_Exercise input_:
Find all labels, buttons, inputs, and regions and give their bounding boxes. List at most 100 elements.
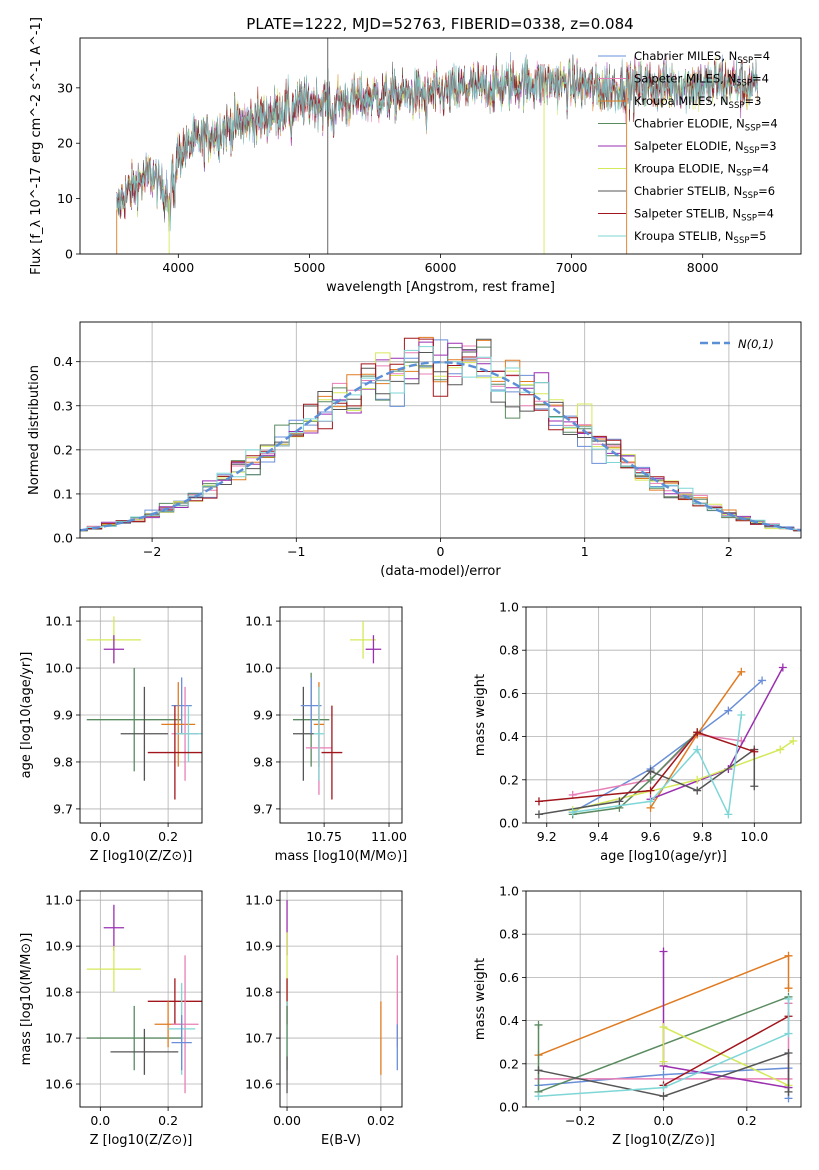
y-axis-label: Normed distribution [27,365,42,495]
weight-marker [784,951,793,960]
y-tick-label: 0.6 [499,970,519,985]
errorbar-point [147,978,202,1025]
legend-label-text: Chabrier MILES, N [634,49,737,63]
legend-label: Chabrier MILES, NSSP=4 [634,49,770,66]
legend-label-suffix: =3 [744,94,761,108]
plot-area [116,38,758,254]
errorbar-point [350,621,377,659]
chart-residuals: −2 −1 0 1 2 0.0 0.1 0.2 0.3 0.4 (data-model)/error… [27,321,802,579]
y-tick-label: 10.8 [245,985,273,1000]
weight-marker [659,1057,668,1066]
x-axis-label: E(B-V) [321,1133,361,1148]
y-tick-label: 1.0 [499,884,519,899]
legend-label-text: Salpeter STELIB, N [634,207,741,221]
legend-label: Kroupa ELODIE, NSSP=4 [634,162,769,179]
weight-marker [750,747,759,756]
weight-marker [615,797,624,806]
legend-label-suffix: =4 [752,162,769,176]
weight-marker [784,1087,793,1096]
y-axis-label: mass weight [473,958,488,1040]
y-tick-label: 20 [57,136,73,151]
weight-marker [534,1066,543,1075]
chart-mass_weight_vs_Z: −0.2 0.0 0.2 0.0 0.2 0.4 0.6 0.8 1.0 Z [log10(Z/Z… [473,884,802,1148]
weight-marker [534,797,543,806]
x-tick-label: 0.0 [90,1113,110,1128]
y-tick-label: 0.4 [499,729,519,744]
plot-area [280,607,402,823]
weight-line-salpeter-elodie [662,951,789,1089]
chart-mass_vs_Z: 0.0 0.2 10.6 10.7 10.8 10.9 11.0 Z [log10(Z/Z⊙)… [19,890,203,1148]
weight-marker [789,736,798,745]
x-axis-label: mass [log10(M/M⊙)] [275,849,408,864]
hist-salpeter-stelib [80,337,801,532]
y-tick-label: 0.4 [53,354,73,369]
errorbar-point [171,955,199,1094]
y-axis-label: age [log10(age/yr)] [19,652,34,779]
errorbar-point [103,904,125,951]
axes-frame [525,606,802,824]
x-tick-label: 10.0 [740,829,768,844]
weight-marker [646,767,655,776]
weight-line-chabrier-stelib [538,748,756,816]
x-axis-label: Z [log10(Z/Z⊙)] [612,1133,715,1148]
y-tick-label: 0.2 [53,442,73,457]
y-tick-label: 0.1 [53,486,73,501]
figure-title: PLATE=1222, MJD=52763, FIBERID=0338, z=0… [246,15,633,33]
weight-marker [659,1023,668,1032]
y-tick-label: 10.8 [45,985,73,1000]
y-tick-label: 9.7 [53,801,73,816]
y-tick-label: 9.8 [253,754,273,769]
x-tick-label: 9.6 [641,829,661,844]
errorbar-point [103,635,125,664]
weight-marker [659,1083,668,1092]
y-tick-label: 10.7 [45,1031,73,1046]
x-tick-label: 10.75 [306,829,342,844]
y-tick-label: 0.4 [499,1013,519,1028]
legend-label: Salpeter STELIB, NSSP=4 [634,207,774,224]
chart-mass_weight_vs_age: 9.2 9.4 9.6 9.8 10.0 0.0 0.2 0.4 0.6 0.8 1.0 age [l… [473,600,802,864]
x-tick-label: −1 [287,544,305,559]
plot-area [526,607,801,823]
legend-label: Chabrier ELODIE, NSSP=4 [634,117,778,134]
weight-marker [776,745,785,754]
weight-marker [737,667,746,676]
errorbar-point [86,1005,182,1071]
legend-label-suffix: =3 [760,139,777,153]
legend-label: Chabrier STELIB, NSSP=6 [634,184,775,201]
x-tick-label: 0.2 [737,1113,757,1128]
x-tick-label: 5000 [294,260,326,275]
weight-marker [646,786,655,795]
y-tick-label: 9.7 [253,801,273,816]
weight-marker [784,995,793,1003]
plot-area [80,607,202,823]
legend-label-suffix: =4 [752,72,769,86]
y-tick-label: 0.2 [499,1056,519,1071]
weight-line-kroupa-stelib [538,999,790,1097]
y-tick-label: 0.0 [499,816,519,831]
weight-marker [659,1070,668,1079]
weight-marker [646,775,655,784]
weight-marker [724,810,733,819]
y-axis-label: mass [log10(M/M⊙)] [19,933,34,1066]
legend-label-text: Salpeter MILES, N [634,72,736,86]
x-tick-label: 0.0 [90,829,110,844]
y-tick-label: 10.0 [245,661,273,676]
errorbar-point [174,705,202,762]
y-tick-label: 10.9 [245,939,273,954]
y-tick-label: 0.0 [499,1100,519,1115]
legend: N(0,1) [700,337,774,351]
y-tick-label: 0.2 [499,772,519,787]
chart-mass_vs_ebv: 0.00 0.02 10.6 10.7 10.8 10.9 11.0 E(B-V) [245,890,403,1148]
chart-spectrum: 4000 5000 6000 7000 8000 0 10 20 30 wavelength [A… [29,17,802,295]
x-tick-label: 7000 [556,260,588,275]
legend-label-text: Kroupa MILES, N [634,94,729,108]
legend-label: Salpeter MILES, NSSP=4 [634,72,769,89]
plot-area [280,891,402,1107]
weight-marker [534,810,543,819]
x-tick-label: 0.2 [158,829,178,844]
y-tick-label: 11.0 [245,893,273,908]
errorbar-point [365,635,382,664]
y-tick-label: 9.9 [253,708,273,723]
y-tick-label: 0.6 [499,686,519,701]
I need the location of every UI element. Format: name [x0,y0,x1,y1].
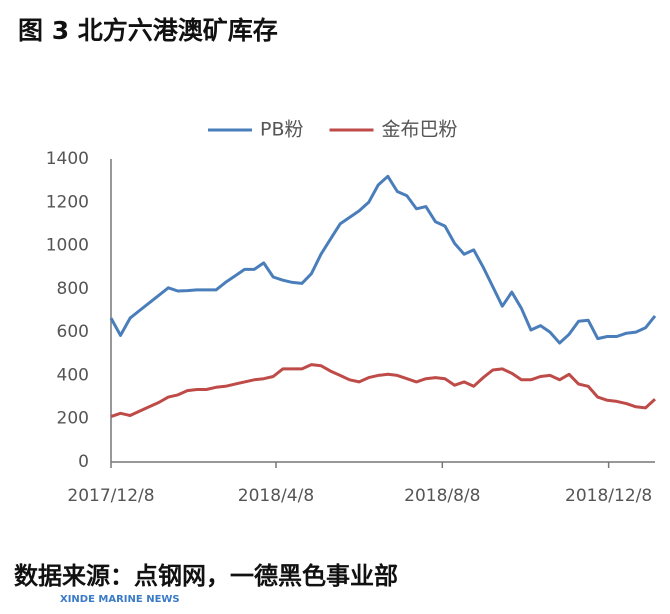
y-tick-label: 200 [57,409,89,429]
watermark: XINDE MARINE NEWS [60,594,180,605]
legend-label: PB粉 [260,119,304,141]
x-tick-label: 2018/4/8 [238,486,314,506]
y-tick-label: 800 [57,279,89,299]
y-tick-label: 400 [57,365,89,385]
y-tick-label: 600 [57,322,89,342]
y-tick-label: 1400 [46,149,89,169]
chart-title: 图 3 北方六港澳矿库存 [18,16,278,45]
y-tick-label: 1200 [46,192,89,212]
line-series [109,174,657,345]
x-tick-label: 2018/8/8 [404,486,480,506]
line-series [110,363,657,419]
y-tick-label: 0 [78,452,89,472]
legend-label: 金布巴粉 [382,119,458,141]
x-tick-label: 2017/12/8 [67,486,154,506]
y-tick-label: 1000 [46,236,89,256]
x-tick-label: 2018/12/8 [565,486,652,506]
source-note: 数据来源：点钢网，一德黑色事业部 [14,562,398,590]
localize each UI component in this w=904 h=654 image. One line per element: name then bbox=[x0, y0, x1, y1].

_Objective_:
Format the lines of the entries as a Markdown table with the columns "No." and "Line". Begin at the line that contains "y-tick-label: 200 [57,409,89,429]", stop after the line that contains "line-series [110,363,657,419]", and leave out any blank lines.

_Full answer_:
| No. | Line |
|---|---|
| 1 | y-tick-label: 200 [57,409,89,429] |
| 2 | watermark: XINDE MARINE NEWS [60,594,180,605] |
| 3 | legend-label: PB粉 [260,119,304,141] |
| 4 | x-tick-label: 2018/4/8 [238,486,314,506] |
| 5 | y-tick-label: 800 [57,279,89,299] |
| 6 | y-tick-label: 400 [57,365,89,385] |
| 7 | y-tick-label: 600 [57,322,89,342] |
| 8 | y-tick-label: 1400 [46,149,89,169] |
| 9 | chart-title: 图 3 北方六港澳矿库存 [18,16,278,45] |
| 10 | y-tick-label: 1200 [46,192,89,212] |
| 11 | line-series [109,174,657,345] |
| 12 | x-tick-label: 2018/8/8 [404,486,480,506] |
| 13 | line-series [110,363,657,419] |